◆ **ASSIGNMENT 1**
Transcribe the Aunt Bessie's profile between "Aunt Bessie's Limited (until" and "founder, William Jackson.", inclusive.
◆ **ASSIGNMENT 2**
Answer these questions from the Aunt Bessie's profile:
(a) What was the company called until 2008?
(b) In which city does the company have its factories?
(c) Who is named as the current chairman?

++++ EXTRACT ++++

UK producer of frozen food products

Aunt Bessie's Limited (until 2008 known as Tryton Foods Ltd) is a UK producer of frozen food products under the brand name Aunt Bessie's. The company produces frozen Yorkshire puddings, potato products, meal accompaniments, ready meals, vegetables and desserts. The company has its factories in Hull and employs over 350 staff.

== History ==
Aunt Bessie's Limited was, until 2018, a subsidiary to the William Jackson Food Group, a food retail and manufacturing business founded in Hull in 1851. The current chairman, Nicholas Oughtred, is the great-great-grandson of the founder, William Jackson.

++++ DATA FOR ANALYSIS ++++

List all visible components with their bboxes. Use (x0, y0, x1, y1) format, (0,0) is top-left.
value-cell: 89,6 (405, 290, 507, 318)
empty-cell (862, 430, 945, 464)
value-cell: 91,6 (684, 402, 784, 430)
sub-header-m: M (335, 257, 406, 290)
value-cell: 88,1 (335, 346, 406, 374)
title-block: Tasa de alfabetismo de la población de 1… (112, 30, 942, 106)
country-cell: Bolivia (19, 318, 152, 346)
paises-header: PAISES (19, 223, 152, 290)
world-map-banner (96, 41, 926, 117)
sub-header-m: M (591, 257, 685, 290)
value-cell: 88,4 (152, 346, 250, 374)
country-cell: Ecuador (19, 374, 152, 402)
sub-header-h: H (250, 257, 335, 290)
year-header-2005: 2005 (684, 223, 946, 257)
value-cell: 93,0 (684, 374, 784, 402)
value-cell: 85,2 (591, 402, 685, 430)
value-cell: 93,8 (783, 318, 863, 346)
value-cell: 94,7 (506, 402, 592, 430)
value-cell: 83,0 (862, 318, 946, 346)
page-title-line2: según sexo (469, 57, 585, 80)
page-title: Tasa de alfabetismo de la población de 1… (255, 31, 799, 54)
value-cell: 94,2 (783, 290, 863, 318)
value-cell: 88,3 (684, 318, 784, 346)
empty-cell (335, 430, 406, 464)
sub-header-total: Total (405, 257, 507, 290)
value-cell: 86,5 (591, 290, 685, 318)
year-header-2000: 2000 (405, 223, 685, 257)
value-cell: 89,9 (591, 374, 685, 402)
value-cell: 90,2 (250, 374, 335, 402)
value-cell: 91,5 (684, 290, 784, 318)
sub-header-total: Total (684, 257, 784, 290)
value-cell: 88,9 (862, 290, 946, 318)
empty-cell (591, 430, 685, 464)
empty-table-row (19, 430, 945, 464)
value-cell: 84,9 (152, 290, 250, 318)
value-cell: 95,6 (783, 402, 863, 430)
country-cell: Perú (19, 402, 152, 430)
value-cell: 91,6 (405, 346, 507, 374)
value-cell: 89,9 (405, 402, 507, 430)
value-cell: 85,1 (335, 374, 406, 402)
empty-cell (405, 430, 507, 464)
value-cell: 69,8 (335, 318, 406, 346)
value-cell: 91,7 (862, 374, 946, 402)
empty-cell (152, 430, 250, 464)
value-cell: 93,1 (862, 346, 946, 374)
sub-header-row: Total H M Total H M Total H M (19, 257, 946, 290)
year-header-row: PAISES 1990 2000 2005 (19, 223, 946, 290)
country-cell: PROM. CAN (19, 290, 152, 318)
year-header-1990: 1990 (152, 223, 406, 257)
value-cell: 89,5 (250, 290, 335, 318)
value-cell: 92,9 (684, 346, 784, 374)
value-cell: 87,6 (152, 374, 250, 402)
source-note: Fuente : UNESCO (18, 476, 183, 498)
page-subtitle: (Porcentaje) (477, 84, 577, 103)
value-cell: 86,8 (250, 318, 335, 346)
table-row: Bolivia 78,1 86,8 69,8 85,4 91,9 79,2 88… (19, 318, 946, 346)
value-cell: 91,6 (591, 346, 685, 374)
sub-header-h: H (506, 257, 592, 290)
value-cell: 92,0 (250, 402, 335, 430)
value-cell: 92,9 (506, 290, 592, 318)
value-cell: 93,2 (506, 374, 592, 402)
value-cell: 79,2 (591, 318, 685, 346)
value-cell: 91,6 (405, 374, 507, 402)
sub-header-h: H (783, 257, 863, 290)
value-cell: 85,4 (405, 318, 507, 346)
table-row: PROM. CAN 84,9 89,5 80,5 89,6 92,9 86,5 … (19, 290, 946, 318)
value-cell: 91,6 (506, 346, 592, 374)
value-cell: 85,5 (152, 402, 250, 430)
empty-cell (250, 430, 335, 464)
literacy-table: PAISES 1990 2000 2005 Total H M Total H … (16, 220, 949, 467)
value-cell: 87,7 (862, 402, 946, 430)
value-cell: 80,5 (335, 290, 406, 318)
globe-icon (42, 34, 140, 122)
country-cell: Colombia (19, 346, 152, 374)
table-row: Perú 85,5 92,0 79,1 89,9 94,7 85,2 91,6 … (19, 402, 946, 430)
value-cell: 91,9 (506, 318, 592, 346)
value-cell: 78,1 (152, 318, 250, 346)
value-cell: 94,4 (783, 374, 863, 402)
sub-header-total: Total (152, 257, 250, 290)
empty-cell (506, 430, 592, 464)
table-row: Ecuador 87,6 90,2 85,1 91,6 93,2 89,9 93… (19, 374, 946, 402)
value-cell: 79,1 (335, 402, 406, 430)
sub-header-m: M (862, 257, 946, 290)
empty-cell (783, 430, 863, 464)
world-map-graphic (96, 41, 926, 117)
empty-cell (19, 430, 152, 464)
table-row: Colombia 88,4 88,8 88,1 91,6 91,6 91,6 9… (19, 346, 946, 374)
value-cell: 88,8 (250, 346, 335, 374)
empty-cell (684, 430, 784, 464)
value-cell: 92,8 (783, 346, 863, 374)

++++

◆ **TASK SOLUTION 1**
Aunt Bessie's Limited (until 2008 known as Tryton Foods Ltd) is a UK producer of frozen food products under the brand name Aunt Bessie's. The company produces frozen Yorkshire puddings, potato products, meal accompaniments, ready meals, vegetables and desserts. The company has its factories in Hull and employs over 350 staff.

== History ==
Aunt Bessie's Limited was, until 2018, a subsidiary to the William Jackson Food Group, a food retail and manufacturing business founded in Hull in 1851. The current chairman, Nicholas Oughtred, is the great-great-grandson of the founder, William Jackson.

◆ **TASK SOLUTION 2**
(a) Tryton Foods Ltd
(b) Hull
(c) Nicholas Oughtred